(Figure record extracts)
_ _ _

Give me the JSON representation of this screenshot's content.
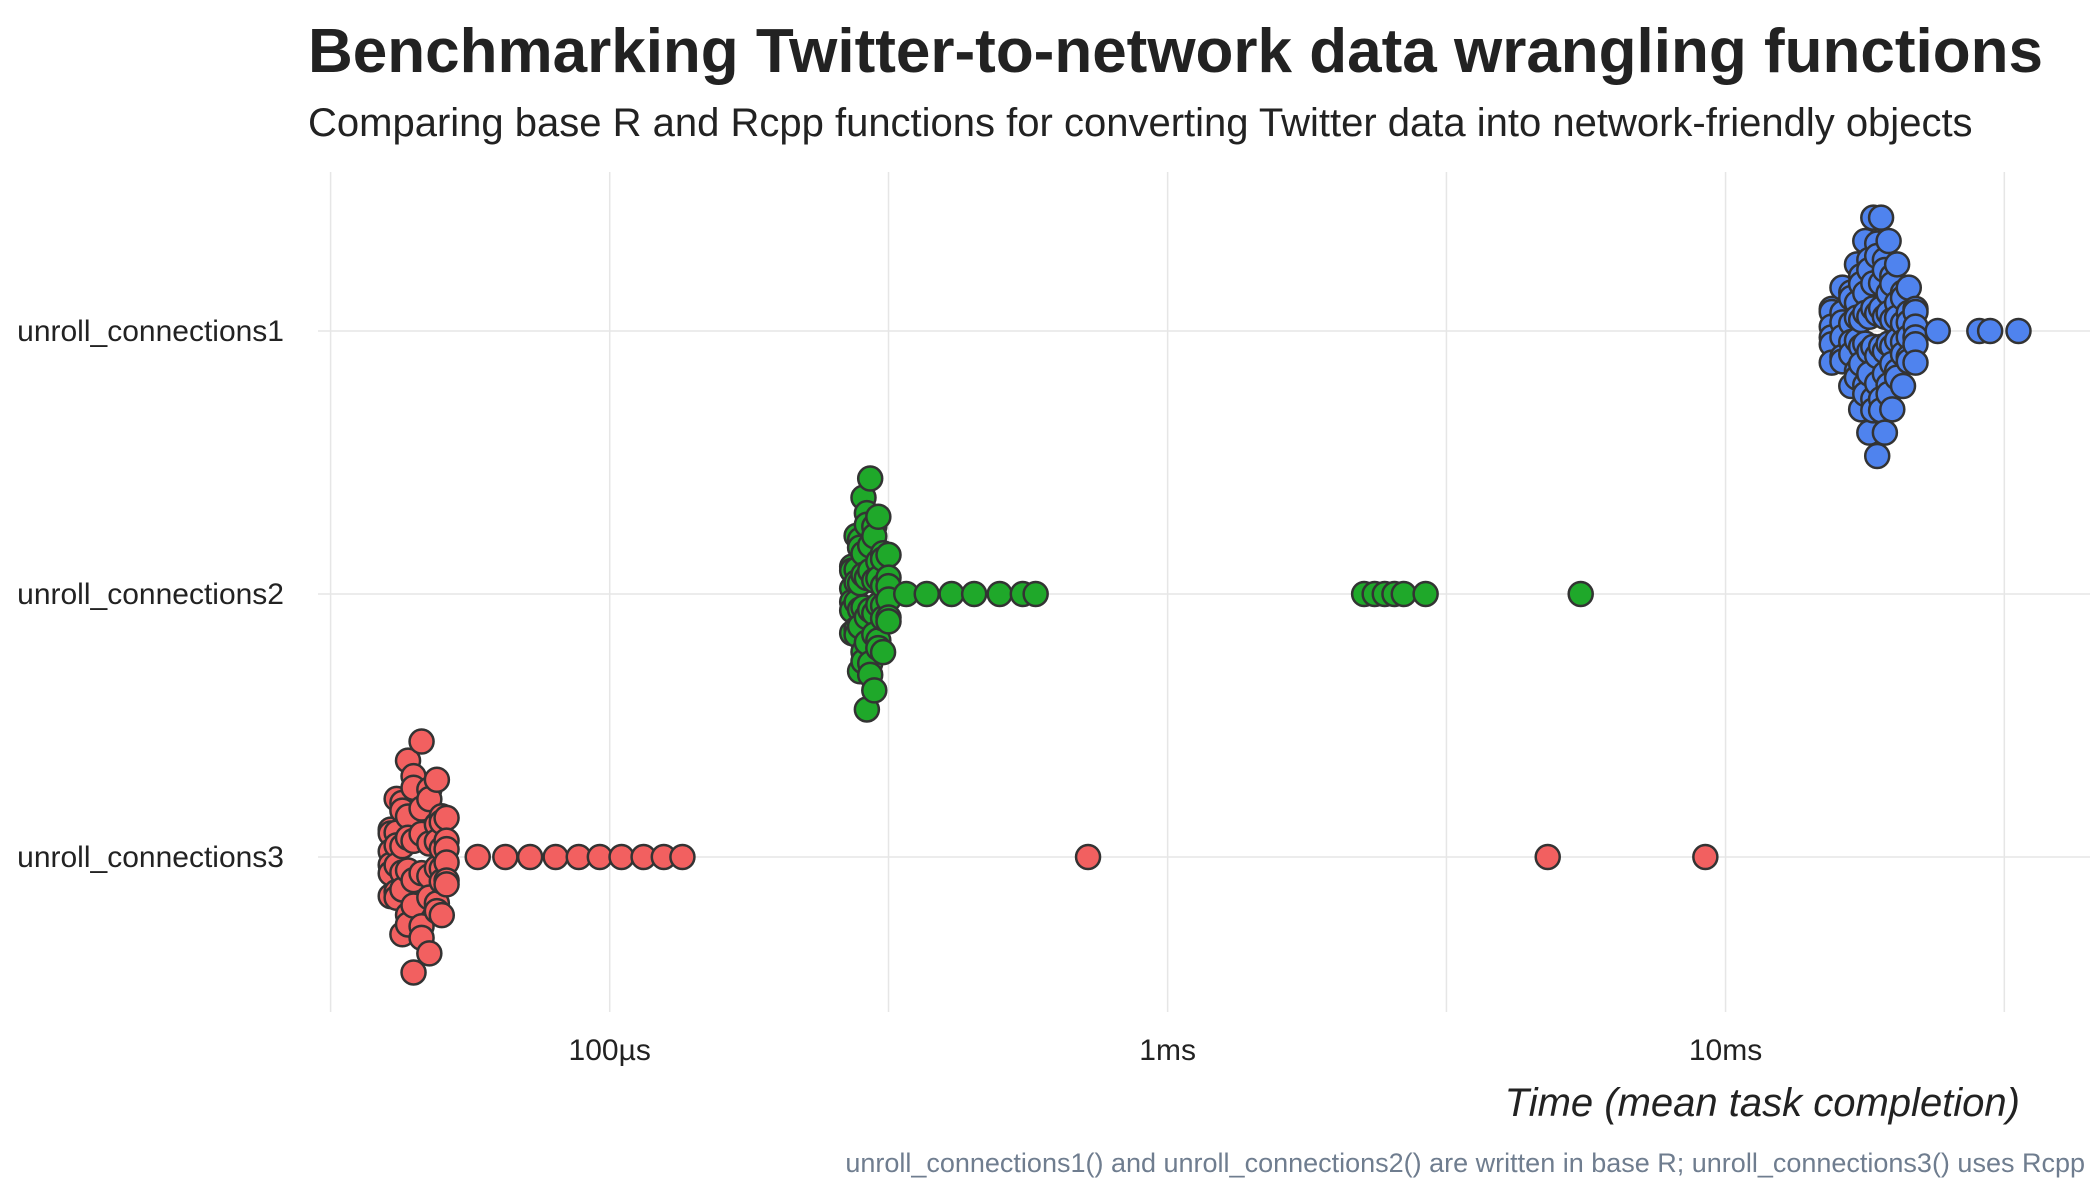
{
  "chart_data": {
    "type": "scatter",
    "subtype": "beeswarm",
    "title": "Benchmarking Twitter-to-network data wrangling functions",
    "subtitle": "Comparing base R and Rcpp functions for converting Twitter data into network-friendly objects",
    "xlabel": "Time (mean task completion)",
    "ylabel": "",
    "caption": "unroll_connections1() and unroll_connections2() are written in base R; unroll_connections3() uses Rcpp",
    "x_scale": "log10",
    "x_unit": "seconds",
    "xlim": [
      3e-05,
      0.045
    ],
    "x_ticks": [
      {
        "value": 0.0001,
        "label": "100µs"
      },
      {
        "value": 0.001,
        "label": "1ms"
      },
      {
        "value": 0.01,
        "label": "10ms"
      }
    ],
    "categories": [
      "unroll_connections1",
      "unroll_connections2",
      "unroll_connections3"
    ],
    "grid": true,
    "legend": "none",
    "series": [
      {
        "category": "unroll_connections1",
        "color": "#4f83ee",
        "core": [
          0.0155,
          0.0162,
          0.0168,
          0.0172,
          0.0175,
          0.0178,
          0.0181,
          0.0184,
          0.0187,
          0.019,
          0.0193,
          0.0196,
          0.0199,
          0.0203,
          0.0208,
          0.0213,
          0.0219
        ],
        "outliers": [
          0.024,
          0.0285,
          0.0298,
          0.0335
        ]
      },
      {
        "category": "unroll_connections2",
        "color": "#1fa82a",
        "core": [
          0.000272,
          0.000277,
          0.000281,
          0.000285,
          0.000289,
          0.000293,
          0.000298,
          0.000303,
          0.000309,
          0.000316
        ],
        "tail": [
          0.00034,
          0.00037,
          0.00041,
          0.00045,
          0.0005,
          0.00055,
          0.00058
        ],
        "outliers": [
          0.00225,
          0.00235,
          0.00245,
          0.00255,
          0.00265,
          0.0029,
          0.0055
        ]
      },
      {
        "category": "unroll_connections3",
        "color": "#f26060",
        "core": [
          4.05e-05,
          4.15e-05,
          4.25e-05,
          4.35e-05,
          4.45e-05,
          4.6e-05,
          4.75e-05,
          4.9e-05,
          5e-05,
          5.1e-05
        ],
        "tail": [
          5.8e-05,
          6.5e-05,
          7.2e-05,
          8e-05,
          8.8e-05,
          9.6e-05,
          0.000105,
          0.000115,
          0.000125,
          0.000135
        ],
        "outliers": [
          0.00072,
          0.0048,
          0.0092
        ]
      }
    ]
  }
}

_ _ _

Transcribe every entry above exactly. Omit all pictures.

◆ Written solution
Give me the JSON representation of this screenshot's content.
{
  "chart_data": {
    "type": "scatter",
    "subtype": "beeswarm",
    "title": "Benchmarking Twitter-to-network data wrangling functions",
    "subtitle": "Comparing base R and Rcpp functions for converting Twitter data into network-friendly objects",
    "xlabel": "Time (mean task completion)",
    "ylabel": "",
    "caption": "unroll_connections1() and unroll_connections2() are written in base R; unroll_connections3() uses Rcpp",
    "x_scale": "log10",
    "x_unit": "seconds",
    "xlim": [
      3e-05,
      0.045
    ],
    "x_ticks": [
      {
        "value": 0.0001,
        "label": "100µs"
      },
      {
        "value": 0.001,
        "label": "1ms"
      },
      {
        "value": 0.01,
        "label": "10ms"
      }
    ],
    "categories": [
      "unroll_connections1",
      "unroll_connections2",
      "unroll_connections3"
    ],
    "grid": true,
    "legend": "none",
    "series": [
      {
        "category": "unroll_connections1",
        "color": "#4f83ee",
        "core": [
          0.0155,
          0.0162,
          0.0168,
          0.0172,
          0.0175,
          0.0178,
          0.0181,
          0.0184,
          0.0187,
          0.019,
          0.0193,
          0.0196,
          0.0199,
          0.0203,
          0.0208,
          0.0213,
          0.0219
        ],
        "outliers": [
          0.024,
          0.0285,
          0.0298,
          0.0335
        ]
      },
      {
        "category": "unroll_connections2",
        "color": "#1fa82a",
        "core": [
          0.000272,
          0.000277,
          0.000281,
          0.000285,
          0.000289,
          0.000293,
          0.000298,
          0.000303,
          0.000309,
          0.000316
        ],
        "tail": [
          0.00034,
          0.00037,
          0.00041,
          0.00045,
          0.0005,
          0.00055,
          0.00058
        ],
        "outliers": [
          0.00225,
          0.00235,
          0.00245,
          0.00255,
          0.00265,
          0.0029,
          0.0055
        ]
      },
      {
        "category": "unroll_connections3",
        "color": "#f26060",
        "core": [
          4.05e-05,
          4.15e-05,
          4.25e-05,
          4.35e-05,
          4.45e-05,
          4.6e-05,
          4.75e-05,
          4.9e-05,
          5e-05,
          5.1e-05
        ],
        "tail": [
          5.8e-05,
          6.5e-05,
          7.2e-05,
          8e-05,
          8.8e-05,
          9.6e-05,
          0.000105,
          0.000115,
          0.000125,
          0.000135
        ],
        "outliers": [
          0.00072,
          0.0048,
          0.0092
        ]
      }
    ]
  }
}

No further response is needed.